| TASK TO CARRY OUT |
Extract each line containing the string "TURF".

| Figure content listings |
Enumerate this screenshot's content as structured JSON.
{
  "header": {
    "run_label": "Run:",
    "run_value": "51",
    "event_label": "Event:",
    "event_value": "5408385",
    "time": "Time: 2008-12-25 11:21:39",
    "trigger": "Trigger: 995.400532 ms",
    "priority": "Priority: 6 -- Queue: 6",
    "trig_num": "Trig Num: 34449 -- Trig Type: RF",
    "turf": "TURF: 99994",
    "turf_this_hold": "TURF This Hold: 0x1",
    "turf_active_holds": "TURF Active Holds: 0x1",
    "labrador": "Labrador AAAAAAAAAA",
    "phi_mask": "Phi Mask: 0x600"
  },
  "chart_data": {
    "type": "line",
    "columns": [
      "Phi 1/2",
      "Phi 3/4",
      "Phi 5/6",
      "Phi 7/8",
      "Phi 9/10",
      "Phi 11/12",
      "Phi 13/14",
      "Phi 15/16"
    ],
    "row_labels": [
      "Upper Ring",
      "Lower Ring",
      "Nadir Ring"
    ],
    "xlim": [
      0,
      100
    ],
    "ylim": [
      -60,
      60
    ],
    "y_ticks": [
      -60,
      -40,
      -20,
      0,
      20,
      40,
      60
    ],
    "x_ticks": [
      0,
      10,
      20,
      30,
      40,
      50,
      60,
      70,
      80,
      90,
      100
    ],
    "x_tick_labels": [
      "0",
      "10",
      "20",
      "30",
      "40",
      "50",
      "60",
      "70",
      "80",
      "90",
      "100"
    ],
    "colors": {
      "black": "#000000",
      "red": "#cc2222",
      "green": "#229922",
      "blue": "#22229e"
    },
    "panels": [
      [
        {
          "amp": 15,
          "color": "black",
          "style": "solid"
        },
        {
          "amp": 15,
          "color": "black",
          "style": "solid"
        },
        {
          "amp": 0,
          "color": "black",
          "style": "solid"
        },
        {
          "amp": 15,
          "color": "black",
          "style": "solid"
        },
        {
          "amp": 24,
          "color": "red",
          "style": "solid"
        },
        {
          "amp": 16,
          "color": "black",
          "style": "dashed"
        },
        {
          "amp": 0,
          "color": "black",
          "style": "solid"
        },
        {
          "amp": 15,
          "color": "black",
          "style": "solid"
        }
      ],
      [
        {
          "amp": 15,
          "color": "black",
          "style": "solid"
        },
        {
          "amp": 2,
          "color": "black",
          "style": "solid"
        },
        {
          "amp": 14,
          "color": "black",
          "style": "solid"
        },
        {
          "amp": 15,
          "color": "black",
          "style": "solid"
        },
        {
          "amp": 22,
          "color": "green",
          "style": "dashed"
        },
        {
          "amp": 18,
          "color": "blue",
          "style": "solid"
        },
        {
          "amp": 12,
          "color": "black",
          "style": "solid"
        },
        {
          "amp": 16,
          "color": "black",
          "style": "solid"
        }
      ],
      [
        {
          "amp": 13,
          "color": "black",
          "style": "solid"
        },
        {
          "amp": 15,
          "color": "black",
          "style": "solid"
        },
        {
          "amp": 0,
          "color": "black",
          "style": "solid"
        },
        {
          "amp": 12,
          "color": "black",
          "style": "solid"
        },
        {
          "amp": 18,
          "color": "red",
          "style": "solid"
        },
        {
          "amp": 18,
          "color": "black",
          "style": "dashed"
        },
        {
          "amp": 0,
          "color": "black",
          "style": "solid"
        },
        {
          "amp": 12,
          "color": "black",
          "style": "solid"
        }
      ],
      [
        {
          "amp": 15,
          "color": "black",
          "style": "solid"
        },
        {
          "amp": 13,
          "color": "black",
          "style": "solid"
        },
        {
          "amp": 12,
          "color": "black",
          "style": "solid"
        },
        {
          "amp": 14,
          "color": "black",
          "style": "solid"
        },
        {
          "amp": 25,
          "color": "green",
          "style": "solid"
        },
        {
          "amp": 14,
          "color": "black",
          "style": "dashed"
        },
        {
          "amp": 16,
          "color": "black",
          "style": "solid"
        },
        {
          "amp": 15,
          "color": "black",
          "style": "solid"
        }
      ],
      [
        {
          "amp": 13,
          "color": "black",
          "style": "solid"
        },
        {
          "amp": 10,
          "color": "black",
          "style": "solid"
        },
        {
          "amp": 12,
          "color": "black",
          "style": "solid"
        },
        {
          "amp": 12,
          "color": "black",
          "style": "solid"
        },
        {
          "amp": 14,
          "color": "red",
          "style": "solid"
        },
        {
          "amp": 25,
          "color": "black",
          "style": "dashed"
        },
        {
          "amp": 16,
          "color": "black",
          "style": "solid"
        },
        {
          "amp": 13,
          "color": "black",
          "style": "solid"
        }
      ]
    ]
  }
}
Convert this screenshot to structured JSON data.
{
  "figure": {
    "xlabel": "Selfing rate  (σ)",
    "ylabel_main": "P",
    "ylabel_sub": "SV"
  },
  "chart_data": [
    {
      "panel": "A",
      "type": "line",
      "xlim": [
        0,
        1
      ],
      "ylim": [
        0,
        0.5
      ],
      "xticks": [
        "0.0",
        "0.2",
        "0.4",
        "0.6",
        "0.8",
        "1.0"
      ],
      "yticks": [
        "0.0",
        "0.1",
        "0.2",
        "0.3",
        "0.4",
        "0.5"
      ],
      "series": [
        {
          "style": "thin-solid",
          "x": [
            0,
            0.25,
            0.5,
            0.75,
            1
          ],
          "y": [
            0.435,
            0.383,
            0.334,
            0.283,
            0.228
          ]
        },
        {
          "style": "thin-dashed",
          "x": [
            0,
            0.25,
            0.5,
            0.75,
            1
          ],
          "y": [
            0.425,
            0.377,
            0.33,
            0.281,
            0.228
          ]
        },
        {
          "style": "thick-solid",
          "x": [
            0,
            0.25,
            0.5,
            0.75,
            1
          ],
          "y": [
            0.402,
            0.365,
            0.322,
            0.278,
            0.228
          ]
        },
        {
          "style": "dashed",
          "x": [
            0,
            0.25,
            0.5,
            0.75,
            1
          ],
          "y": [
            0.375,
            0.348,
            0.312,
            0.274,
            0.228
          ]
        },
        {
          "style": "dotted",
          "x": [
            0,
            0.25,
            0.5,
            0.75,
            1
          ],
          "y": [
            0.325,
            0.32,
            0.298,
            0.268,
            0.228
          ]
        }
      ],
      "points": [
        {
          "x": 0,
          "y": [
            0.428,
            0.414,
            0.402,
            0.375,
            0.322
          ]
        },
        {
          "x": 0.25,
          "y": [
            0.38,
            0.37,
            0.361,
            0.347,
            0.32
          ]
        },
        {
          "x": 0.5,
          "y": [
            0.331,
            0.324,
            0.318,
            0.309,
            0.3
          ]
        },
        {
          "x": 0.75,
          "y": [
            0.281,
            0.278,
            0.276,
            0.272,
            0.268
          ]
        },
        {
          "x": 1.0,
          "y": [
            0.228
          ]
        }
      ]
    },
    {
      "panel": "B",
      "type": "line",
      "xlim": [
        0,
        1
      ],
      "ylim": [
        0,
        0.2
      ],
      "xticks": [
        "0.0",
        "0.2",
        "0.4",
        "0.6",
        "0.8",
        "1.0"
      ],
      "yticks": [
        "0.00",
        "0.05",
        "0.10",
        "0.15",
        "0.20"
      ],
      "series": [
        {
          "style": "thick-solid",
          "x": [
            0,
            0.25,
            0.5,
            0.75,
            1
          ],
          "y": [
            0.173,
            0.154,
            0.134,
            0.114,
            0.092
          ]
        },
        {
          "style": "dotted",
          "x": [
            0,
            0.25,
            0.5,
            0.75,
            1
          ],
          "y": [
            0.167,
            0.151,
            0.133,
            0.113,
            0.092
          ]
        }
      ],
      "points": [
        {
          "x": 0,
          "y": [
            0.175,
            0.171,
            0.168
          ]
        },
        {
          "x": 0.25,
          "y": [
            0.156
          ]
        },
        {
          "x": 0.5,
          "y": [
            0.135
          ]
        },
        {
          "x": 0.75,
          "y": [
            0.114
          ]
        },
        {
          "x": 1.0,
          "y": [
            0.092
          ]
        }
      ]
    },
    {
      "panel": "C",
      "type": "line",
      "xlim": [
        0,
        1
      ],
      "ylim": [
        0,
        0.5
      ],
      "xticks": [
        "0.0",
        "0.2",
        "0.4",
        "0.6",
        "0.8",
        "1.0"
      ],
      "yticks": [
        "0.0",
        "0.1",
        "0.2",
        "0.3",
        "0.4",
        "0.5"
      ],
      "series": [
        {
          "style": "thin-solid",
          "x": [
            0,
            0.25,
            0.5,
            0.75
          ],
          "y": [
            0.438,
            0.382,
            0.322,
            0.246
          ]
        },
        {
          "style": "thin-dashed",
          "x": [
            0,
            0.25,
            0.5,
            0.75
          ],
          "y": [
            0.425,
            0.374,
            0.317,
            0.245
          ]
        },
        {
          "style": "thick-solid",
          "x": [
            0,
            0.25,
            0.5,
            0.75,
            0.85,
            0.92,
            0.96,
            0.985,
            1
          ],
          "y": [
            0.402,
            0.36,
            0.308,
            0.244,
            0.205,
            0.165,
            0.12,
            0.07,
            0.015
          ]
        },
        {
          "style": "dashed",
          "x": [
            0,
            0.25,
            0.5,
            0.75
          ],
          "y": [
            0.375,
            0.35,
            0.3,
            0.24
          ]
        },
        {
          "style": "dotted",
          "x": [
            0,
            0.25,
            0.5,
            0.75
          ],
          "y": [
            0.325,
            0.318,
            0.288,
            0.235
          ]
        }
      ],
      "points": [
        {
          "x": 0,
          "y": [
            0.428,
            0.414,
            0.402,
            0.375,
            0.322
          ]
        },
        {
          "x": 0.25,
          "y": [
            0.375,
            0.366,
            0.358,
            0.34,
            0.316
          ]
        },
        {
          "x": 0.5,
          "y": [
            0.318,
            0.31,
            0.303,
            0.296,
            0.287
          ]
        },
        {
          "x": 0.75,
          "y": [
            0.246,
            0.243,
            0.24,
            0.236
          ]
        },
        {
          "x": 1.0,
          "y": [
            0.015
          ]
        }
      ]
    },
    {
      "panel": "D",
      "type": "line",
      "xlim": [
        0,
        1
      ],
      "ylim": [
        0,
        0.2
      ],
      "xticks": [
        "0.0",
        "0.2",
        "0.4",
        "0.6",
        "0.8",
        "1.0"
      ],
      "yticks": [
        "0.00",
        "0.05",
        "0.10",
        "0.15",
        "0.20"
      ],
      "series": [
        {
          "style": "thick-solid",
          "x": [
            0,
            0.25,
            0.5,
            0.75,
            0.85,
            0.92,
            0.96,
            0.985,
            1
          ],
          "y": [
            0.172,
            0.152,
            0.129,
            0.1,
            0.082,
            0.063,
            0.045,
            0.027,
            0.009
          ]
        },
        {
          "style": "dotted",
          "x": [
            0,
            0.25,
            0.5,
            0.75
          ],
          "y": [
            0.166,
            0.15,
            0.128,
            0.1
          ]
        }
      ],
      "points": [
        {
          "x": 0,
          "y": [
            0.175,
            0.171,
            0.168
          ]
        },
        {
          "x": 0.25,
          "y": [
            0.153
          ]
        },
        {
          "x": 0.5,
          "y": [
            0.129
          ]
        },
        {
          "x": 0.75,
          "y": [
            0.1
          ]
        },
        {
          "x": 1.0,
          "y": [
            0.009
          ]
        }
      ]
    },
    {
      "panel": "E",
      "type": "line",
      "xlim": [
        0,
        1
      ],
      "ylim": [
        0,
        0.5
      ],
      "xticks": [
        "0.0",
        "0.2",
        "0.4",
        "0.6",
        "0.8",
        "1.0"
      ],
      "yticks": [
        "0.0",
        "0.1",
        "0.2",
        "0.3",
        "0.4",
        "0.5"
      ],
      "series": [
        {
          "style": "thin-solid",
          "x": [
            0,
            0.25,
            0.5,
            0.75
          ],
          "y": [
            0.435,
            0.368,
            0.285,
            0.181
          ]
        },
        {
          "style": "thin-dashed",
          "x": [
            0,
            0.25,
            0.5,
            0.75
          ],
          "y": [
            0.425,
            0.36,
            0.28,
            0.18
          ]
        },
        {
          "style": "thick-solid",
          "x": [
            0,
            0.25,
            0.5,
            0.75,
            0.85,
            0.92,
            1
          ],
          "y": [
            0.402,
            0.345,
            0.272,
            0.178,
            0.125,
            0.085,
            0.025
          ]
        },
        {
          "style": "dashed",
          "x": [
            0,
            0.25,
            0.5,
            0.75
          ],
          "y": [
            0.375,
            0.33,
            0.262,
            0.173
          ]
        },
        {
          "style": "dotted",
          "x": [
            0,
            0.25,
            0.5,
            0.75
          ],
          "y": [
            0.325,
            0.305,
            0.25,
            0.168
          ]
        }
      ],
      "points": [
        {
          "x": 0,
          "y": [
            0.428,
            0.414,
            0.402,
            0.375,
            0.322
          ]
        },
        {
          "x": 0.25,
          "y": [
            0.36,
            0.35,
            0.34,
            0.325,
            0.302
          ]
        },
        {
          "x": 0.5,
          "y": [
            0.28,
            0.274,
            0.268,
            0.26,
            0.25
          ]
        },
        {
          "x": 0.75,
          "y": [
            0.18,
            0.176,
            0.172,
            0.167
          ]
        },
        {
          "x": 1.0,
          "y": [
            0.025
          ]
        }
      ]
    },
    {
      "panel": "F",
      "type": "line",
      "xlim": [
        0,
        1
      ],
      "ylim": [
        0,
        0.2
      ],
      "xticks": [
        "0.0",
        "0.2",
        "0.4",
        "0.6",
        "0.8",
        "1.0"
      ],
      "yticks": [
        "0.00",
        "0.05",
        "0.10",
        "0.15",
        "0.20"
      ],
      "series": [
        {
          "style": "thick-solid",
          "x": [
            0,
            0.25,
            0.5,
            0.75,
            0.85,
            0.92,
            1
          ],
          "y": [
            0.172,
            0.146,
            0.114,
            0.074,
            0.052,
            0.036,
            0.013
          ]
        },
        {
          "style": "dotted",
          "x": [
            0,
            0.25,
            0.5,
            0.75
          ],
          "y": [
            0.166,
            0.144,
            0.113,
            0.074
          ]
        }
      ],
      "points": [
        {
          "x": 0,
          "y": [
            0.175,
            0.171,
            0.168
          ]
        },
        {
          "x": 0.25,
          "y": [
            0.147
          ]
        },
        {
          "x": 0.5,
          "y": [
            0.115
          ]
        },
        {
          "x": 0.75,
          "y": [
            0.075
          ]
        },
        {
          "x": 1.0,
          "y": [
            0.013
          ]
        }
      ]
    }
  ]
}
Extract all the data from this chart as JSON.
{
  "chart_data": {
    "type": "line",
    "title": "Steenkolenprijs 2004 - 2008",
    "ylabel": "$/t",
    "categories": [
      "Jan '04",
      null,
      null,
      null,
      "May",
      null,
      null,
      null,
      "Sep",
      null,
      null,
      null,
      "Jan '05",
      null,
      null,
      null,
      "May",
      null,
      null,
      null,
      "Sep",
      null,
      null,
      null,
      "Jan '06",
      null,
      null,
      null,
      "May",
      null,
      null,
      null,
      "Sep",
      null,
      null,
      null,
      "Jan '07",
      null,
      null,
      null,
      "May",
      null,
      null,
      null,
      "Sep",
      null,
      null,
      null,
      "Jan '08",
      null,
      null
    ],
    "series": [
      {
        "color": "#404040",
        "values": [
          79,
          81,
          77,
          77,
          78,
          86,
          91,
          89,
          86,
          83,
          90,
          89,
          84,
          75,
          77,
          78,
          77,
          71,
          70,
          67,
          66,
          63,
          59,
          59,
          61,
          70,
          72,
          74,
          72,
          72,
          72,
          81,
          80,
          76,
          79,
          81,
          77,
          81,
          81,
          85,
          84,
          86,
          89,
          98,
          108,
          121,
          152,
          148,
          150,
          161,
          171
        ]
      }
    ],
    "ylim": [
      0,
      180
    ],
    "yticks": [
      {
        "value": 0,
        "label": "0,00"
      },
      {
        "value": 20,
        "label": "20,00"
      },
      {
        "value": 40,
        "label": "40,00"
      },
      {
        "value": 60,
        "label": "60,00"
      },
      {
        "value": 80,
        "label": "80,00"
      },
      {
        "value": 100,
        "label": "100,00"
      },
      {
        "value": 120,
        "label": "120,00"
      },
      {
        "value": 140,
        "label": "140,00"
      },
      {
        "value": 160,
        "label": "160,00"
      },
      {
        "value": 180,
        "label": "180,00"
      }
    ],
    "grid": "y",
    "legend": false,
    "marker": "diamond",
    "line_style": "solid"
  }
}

| SOLUTION |
    "turf": "TURF: 99994",
    "turf_this_hold": "TURF This Hold: 0x1",
    "turf_active_holds": "TURF Active Holds: 0x1",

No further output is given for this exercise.